- EXERCISE DESCRIPTION
Only the pictures stay out; every record is to be quoted exactly.

- GIVEN DATA

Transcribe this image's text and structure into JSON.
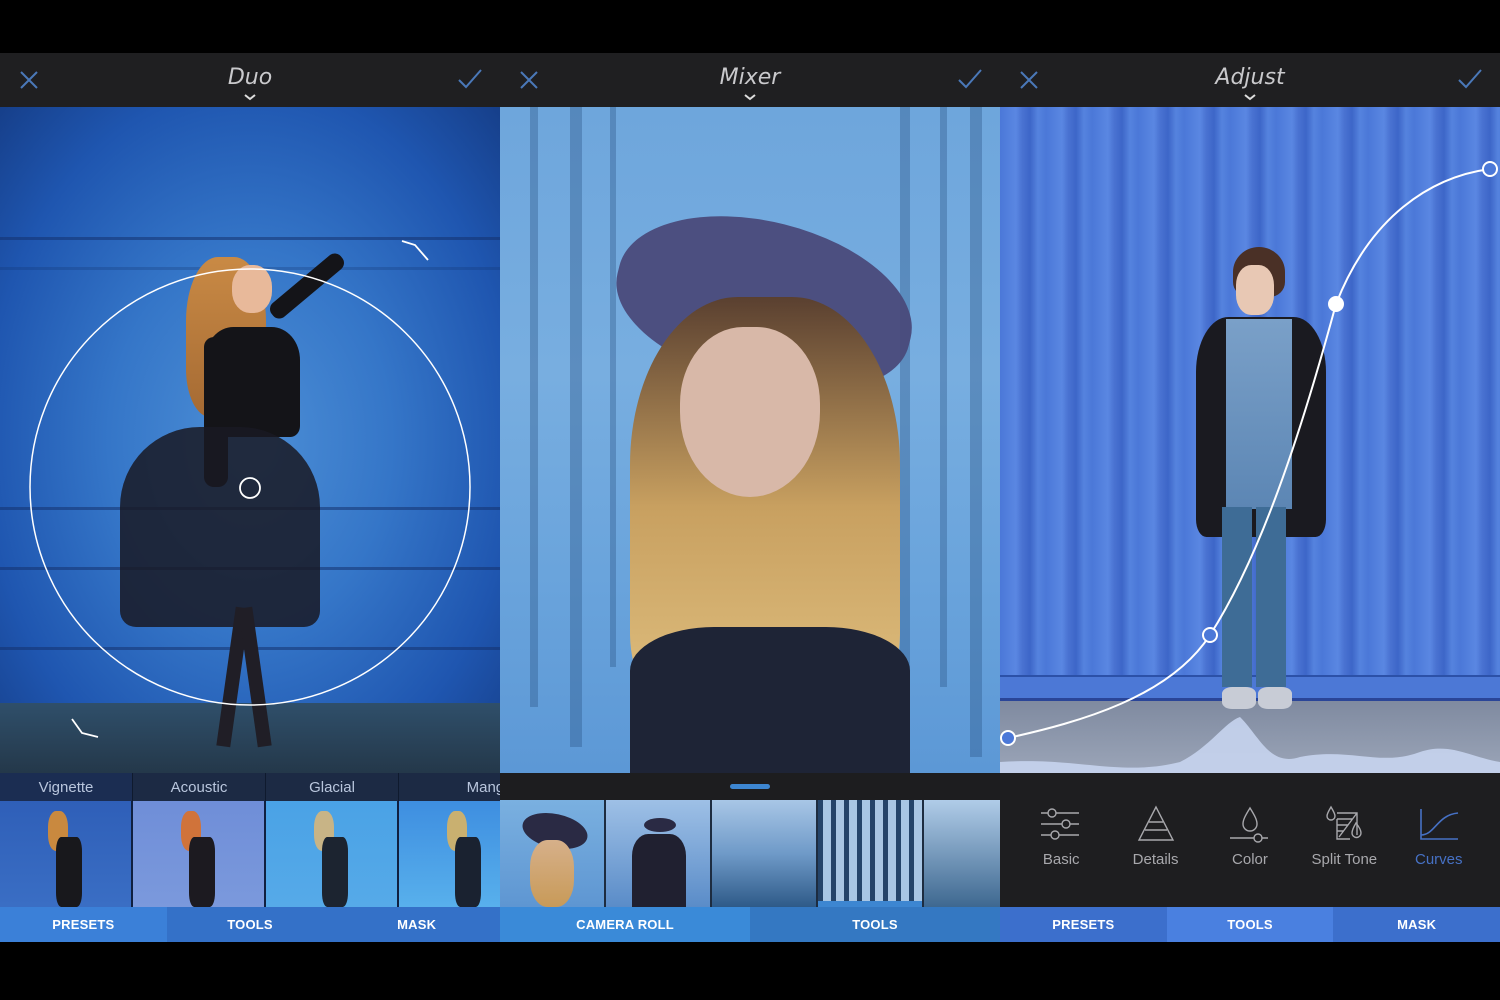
{
  "panels": [
    {
      "id": "duo",
      "header": {
        "title": "Duo",
        "close_icon": "close-icon",
        "confirm_icon": "checkmark-icon",
        "menu_icon": "chevron-down-icon"
      },
      "presets": [
        {
          "label": "Vignette"
        },
        {
          "label": "Acoustic"
        },
        {
          "label": "Glacial"
        },
        {
          "label": "Mangata"
        }
      ],
      "tabs": [
        {
          "label": "PRESETS",
          "active": true
        },
        {
          "label": "TOOLS",
          "active": false
        },
        {
          "label": "MASK",
          "active": false
        }
      ],
      "colors": {
        "tab_active": "#3b80d8",
        "tab_inactive": "#3471c8"
      }
    },
    {
      "id": "mixer",
      "header": {
        "title": "Mixer",
        "close_icon": "close-icon",
        "confirm_icon": "checkmark-icon",
        "menu_icon": "chevron-down-icon"
      },
      "thumbnails": [
        {
          "name": "woman-with-hat-portrait",
          "selected": false
        },
        {
          "name": "woman-with-hat-full",
          "selected": false
        },
        {
          "name": "misty-mountain-forest",
          "selected": false
        },
        {
          "name": "forest-trunks",
          "selected": true
        },
        {
          "name": "snowy-pines",
          "selected": false
        }
      ],
      "tabs": [
        {
          "label": "CAMERA ROLL",
          "active": true
        },
        {
          "label": "TOOLS",
          "active": false
        }
      ],
      "colors": {
        "tab_active": "#3a8ad8",
        "tab_inactive": "#3478c2",
        "handle": "#3d86d1"
      }
    },
    {
      "id": "adjust",
      "header": {
        "title": "Adjust",
        "close_icon": "close-icon",
        "confirm_icon": "checkmark-icon",
        "menu_icon": "chevron-down-icon"
      },
      "tools": [
        {
          "label": "Basic",
          "icon": "sliders-icon",
          "active": false
        },
        {
          "label": "Details",
          "icon": "pyramid-icon",
          "active": false
        },
        {
          "label": "Color",
          "icon": "drop-slider-icon",
          "active": false
        },
        {
          "label": "Split Tone",
          "icon": "split-tone-icon",
          "active": false
        },
        {
          "label": "Curves",
          "icon": "curves-icon",
          "active": true
        }
      ],
      "tabs": [
        {
          "label": "PRESETS",
          "active": false
        },
        {
          "label": "TOOLS",
          "active": true
        },
        {
          "label": "MASK",
          "active": false
        }
      ],
      "colors": {
        "tab_active": "#4a80e0",
        "tab_inactive": "#3c6fcc",
        "active_tool": "#4671c4"
      }
    }
  ],
  "colors": {
    "header_bg": "#1f1f21",
    "accent_icon": "#4a78b8"
  }
}
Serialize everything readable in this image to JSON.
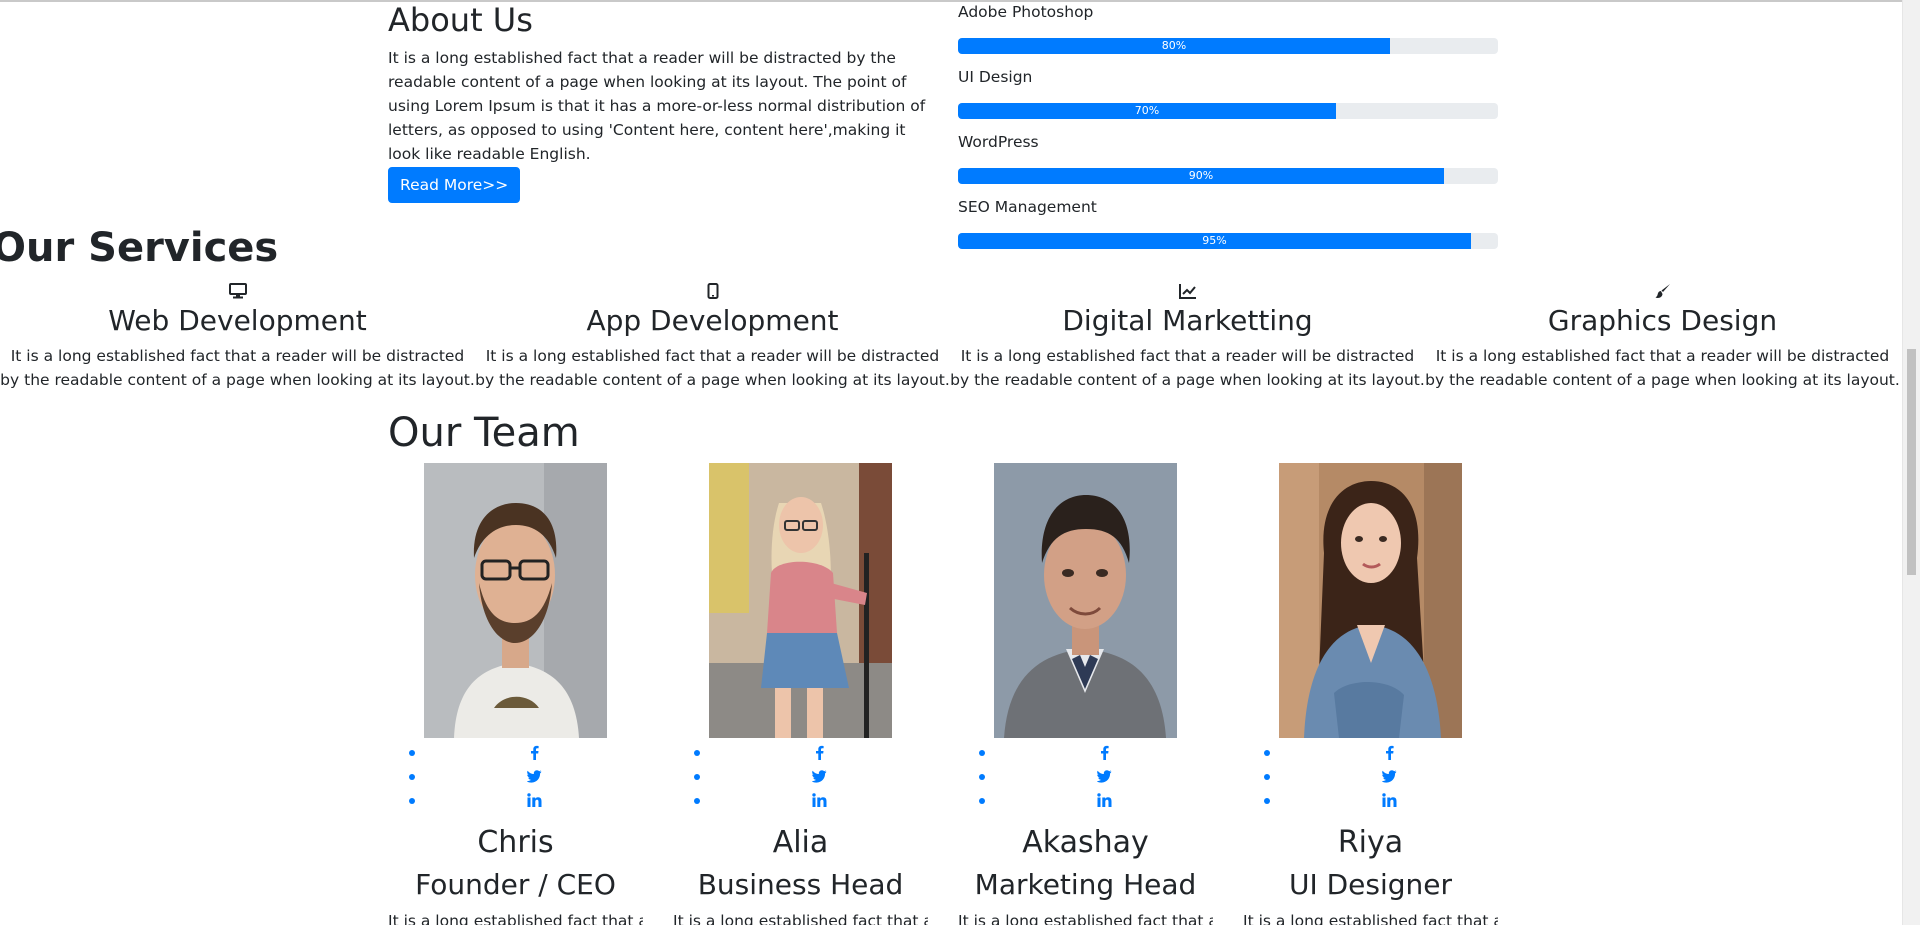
{
  "about": {
    "title": "About Us",
    "text": "It is a long established fact that a reader will be distracted by the readable content of a page when looking at its layout. The point of using Lorem Ipsum is that it has a more-or-less normal distribution of letters, as opposed to using 'Content here, content here',making it look like readable English.",
    "button_label": "Read More>>"
  },
  "skills": [
    {
      "label": "Adobe Photoshop",
      "percent": 80,
      "percent_label": "80%"
    },
    {
      "label": "UI Design",
      "percent": 70,
      "percent_label": "70%"
    },
    {
      "label": "WordPress",
      "percent": 90,
      "percent_label": "90%"
    },
    {
      "label": "SEO Management",
      "percent": 95,
      "percent_label": "95%"
    }
  ],
  "services": {
    "title": "Our Services",
    "items": [
      {
        "icon": "desktop-icon",
        "title": "Web Development",
        "text": "It is a long established fact that a reader will be distracted by the readable content of a page when looking at its layout."
      },
      {
        "icon": "mobile-icon",
        "title": "App Development",
        "text": "It is a long established fact that a reader will be distracted by the readable content of a page when looking at its layout."
      },
      {
        "icon": "chart-line-icon",
        "title": "Digital Marketting",
        "text": "It is a long established fact that a reader will be distracted by the readable content of a page when looking at its layout."
      },
      {
        "icon": "paint-brush-icon",
        "title": "Graphics Design",
        "text": "It is a long established fact that a reader will be distracted by the readable content of a page when looking at its layout."
      }
    ]
  },
  "team": {
    "title": "Our Team",
    "members": [
      {
        "name": "Chris",
        "role": "Founder / CEO",
        "text": "It is a long established fact that a reader"
      },
      {
        "name": "Alia",
        "role": "Business Head",
        "text": "It is a long established fact that a reader"
      },
      {
        "name": "Akashay",
        "role": "Marketing Head",
        "text": "It is a long established fact that a reader"
      },
      {
        "name": "Riya",
        "role": "UI Designer",
        "text": "It is a long established fact that a reader"
      }
    ],
    "social_icons": [
      "facebook-icon",
      "twitter-icon",
      "linkedin-icon"
    ]
  },
  "colors": {
    "primary": "#007bff",
    "track": "#e9ecef",
    "text": "#212529"
  }
}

- COMPLETE ANSWER
Transcribe this image's text and structure into JSON.
{
  "panels": [
    {
      "id": "duo",
      "header": {
        "title": "Duo",
        "close_icon": "close-icon",
        "confirm_icon": "checkmark-icon",
        "menu_icon": "chevron-down-icon"
      },
      "presets": [
        {
          "label": "Vignette"
        },
        {
          "label": "Acoustic"
        },
        {
          "label": "Glacial"
        },
        {
          "label": "Mangata"
        }
      ],
      "tabs": [
        {
          "label": "PRESETS",
          "active": true
        },
        {
          "label": "TOOLS",
          "active": false
        },
        {
          "label": "MASK",
          "active": false
        }
      ],
      "colors": {
        "tab_active": "#3b80d8",
        "tab_inactive": "#3471c8"
      }
    },
    {
      "id": "mixer",
      "header": {
        "title": "Mixer",
        "close_icon": "close-icon",
        "confirm_icon": "checkmark-icon",
        "menu_icon": "chevron-down-icon"
      },
      "thumbnails": [
        {
          "name": "woman-with-hat-portrait",
          "selected": false
        },
        {
          "name": "woman-with-hat-full",
          "selected": false
        },
        {
          "name": "misty-mountain-forest",
          "selected": false
        },
        {
          "name": "forest-trunks",
          "selected": true
        },
        {
          "name": "snowy-pines",
          "selected": false
        }
      ],
      "tabs": [
        {
          "label": "CAMERA ROLL",
          "active": true
        },
        {
          "label": "TOOLS",
          "active": false
        }
      ],
      "colors": {
        "tab_active": "#3a8ad8",
        "tab_inactive": "#3478c2",
        "handle": "#3d86d1"
      }
    },
    {
      "id": "adjust",
      "header": {
        "title": "Adjust",
        "close_icon": "close-icon",
        "confirm_icon": "checkmark-icon",
        "menu_icon": "chevron-down-icon"
      },
      "tools": [
        {
          "label": "Basic",
          "icon": "sliders-icon",
          "active": false
        },
        {
          "label": "Details",
          "icon": "pyramid-icon",
          "active": false
        },
        {
          "label": "Color",
          "icon": "drop-slider-icon",
          "active": false
        },
        {
          "label": "Split Tone",
          "icon": "split-tone-icon",
          "active": false
        },
        {
          "label": "Curves",
          "icon": "curves-icon",
          "active": true
        }
      ],
      "tabs": [
        {
          "label": "PRESETS",
          "active": false
        },
        {
          "label": "TOOLS",
          "active": true
        },
        {
          "label": "MASK",
          "active": false
        }
      ],
      "colors": {
        "tab_active": "#4a80e0",
        "tab_inactive": "#3c6fcc",
        "active_tool": "#4671c4"
      }
    }
  ],
  "colors": {
    "header_bg": "#1f1f21",
    "accent_icon": "#4a78b8"
  }
}
Serialize everything readable in this image to JSON.
{
  "about": {
    "title": "About Us",
    "text": "It is a long established fact that a reader will be distracted by the readable content of a page when looking at its layout. The point of using Lorem Ipsum is that it has a more-or-less normal distribution of letters, as opposed to using 'Content here, content here',making it look like readable English.",
    "button_label": "Read More>>"
  },
  "skills": [
    {
      "label": "Adobe Photoshop",
      "percent": 80,
      "percent_label": "80%"
    },
    {
      "label": "UI Design",
      "percent": 70,
      "percent_label": "70%"
    },
    {
      "label": "WordPress",
      "percent": 90,
      "percent_label": "90%"
    },
    {
      "label": "SEO Management",
      "percent": 95,
      "percent_label": "95%"
    }
  ],
  "services": {
    "title": "Our Services",
    "items": [
      {
        "icon": "desktop-icon",
        "title": "Web Development",
        "text": "It is a long established fact that a reader will be distracted by the readable content of a page when looking at its layout."
      },
      {
        "icon": "mobile-icon",
        "title": "App Development",
        "text": "It is a long established fact that a reader will be distracted by the readable content of a page when looking at its layout."
      },
      {
        "icon": "chart-line-icon",
        "title": "Digital Marketting",
        "text": "It is a long established fact that a reader will be distracted by the readable content of a page when looking at its layout."
      },
      {
        "icon": "paint-brush-icon",
        "title": "Graphics Design",
        "text": "It is a long established fact that a reader will be distracted by the readable content of a page when looking at its layout."
      }
    ]
  },
  "team": {
    "title": "Our Team",
    "members": [
      {
        "name": "Chris",
        "role": "Founder / CEO",
        "text": "It is a long established fact that a reader"
      },
      {
        "name": "Alia",
        "role": "Business Head",
        "text": "It is a long established fact that a reader"
      },
      {
        "name": "Akashay",
        "role": "Marketing Head",
        "text": "It is a long established fact that a reader"
      },
      {
        "name": "Riya",
        "role": "UI Designer",
        "text": "It is a long established fact that a reader"
      }
    ],
    "social_icons": [
      "facebook-icon",
      "twitter-icon",
      "linkedin-icon"
    ]
  },
  "colors": {
    "primary": "#007bff",
    "track": "#e9ecef",
    "text": "#212529"
  }
}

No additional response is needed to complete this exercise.